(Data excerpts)
_ _ _ _ _ _ _

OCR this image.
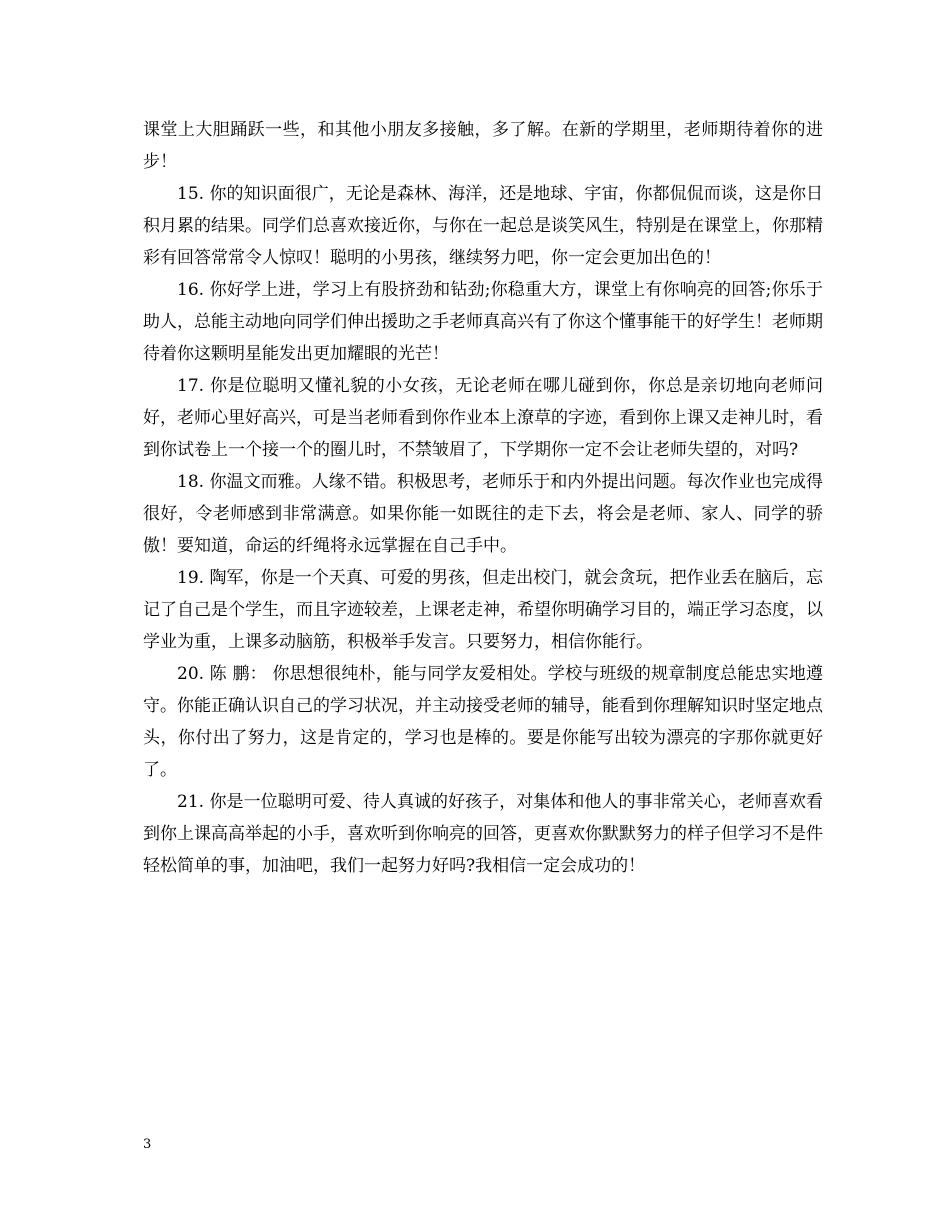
课堂上大胆踊跃一些，和其他小朋友多接触，多了解。在新的学期里，老师期待着你的进步！

15. 你的知识面很广，无论是森林、海洋，还是地球、宇宙，你都侃侃而谈，这是你日积月累的结果。同学们总喜欢接近你，与你在一起总是谈笑风生，特别是在课堂上，你那精彩有回答常常令人惊叹！聪明的小男孩，继续努力吧，你一定会更加出色的！

16. 你好学上进，学习上有股挤劲和钻劲;你稳重大方，课堂上有你响亮的回答;你乐于助人，总能主动地向同学们伸出援助之手老师真高兴有了你这个懂事能干的好学生！老师期待着你这颗明星能发出更加耀眼的光芒！

17. 你是位聪明又懂礼貌的小女孩，无论老师在哪儿碰到你，你总是亲切地向老师问好，老师心里好高兴，可是当老师看到你作业本上潦草的字迹，看到你上课又走神儿时，看到你试卷上一个接一个的圈儿时，不禁皱眉了，下学期你一定不会让老师失望的，对吗?

18. 你温文而雅。人缘不错。积极思考，老师乐于和内外提出问题。每次作业也完成得很好，令老师感到非常满意。如果你能一如既往的走下去，将会是老师、家人、同学的骄傲！要知道，命运的纤绳将永远掌握在自己手中。

19. 陶军，你是一个天真、可爱的男孩，但走出校门，就会贪玩，把作业丢在脑后，忘记了自己是个学生，而且字迹较差，上课老走神，希望你明确学习目的，端正学习态度，以学业为重，上课多动脑筋，积极举手发言。只要努力，相信你能行。

20. 陈 鹏： 你思想很纯朴，能与同学友爱相处。学校与班级的规章制度总能忠实地遵守。你能正确认识自己的学习状况，并主动接受老师的辅导，能看到你理解知识时坚定地点头，你付出了努力，这是肯定的，学习也是棒的。要是你能写出较为漂亮的字那你就更好了。

21. 你是一位聪明可爱、待人真诚的好孩子，对集体和他人的事非常关心，老师喜欢看到你上课高高举起的小手，喜欢听到你响亮的回答，更喜欢你默默努力的样子但学习不是件轻松简单的事，加油吧，我们一起努力好吗?我相信一定会成功的！

3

_ _ _ _ _ _ _

- [Instructions to follow]:
Leave out the pictures and restate everything else word for word.

- [Right answer]:
OCR this image.
课堂上大胆踊跃一些，和其他小朋友多接触，多了解。在新的学期里，老师期待着你的进步！

15. 你的知识面很广，无论是森林、海洋，还是地球、宇宙，你都侃侃而谈，这是你日积月累的结果。同学们总喜欢接近你，与你在一起总是谈笑风生，特别是在课堂上，你那精彩有回答常常令人惊叹！聪明的小男孩，继续努力吧，你一定会更加出色的！

16. 你好学上进，学习上有股挤劲和钻劲;你稳重大方，课堂上有你响亮的回答;你乐于助人，总能主动地向同学们伸出援助之手老师真高兴有了你这个懂事能干的好学生！老师期待着你这颗明星能发出更加耀眼的光芒！

17. 你是位聪明又懂礼貌的小女孩，无论老师在哪儿碰到你，你总是亲切地向老师问好，老师心里好高兴，可是当老师看到你作业本上潦草的字迹，看到你上课又走神儿时，看到你试卷上一个接一个的圈儿时，不禁皱眉了，下学期你一定不会让老师失望的，对吗?

18. 你温文而雅。人缘不错。积极思考，老师乐于和内外提出问题。每次作业也完成得很好，令老师感到非常满意。如果你能一如既往的走下去，将会是老师、家人、同学的骄傲！要知道，命运的纤绳将永远掌握在自己手中。

19. 陶军，你是一个天真、可爱的男孩，但走出校门，就会贪玩，把作业丢在脑后，忘记了自己是个学生，而且字迹较差，上课老走神，希望你明确学习目的，端正学习态度，以学业为重，上课多动脑筋，积极举手发言。只要努力，相信你能行。

20. 陈 鹏： 你思想很纯朴，能与同学友爱相处。学校与班级的规章制度总能忠实地遵守。你能正确认识自己的学习状况，并主动接受老师的辅导，能看到你理解知识时坚定地点头，你付出了努力，这是肯定的，学习也是棒的。要是你能写出较为漂亮的字那你就更好了。

21. 你是一位聪明可爱、待人真诚的好孩子，对集体和他人的事非常关心，老师喜欢看到你上课高高举起的小手，喜欢听到你响亮的回答，更喜欢你默默努力的样子但学习不是件轻松简单的事，加油吧，我们一起努力好吗?我相信一定会成功的！

3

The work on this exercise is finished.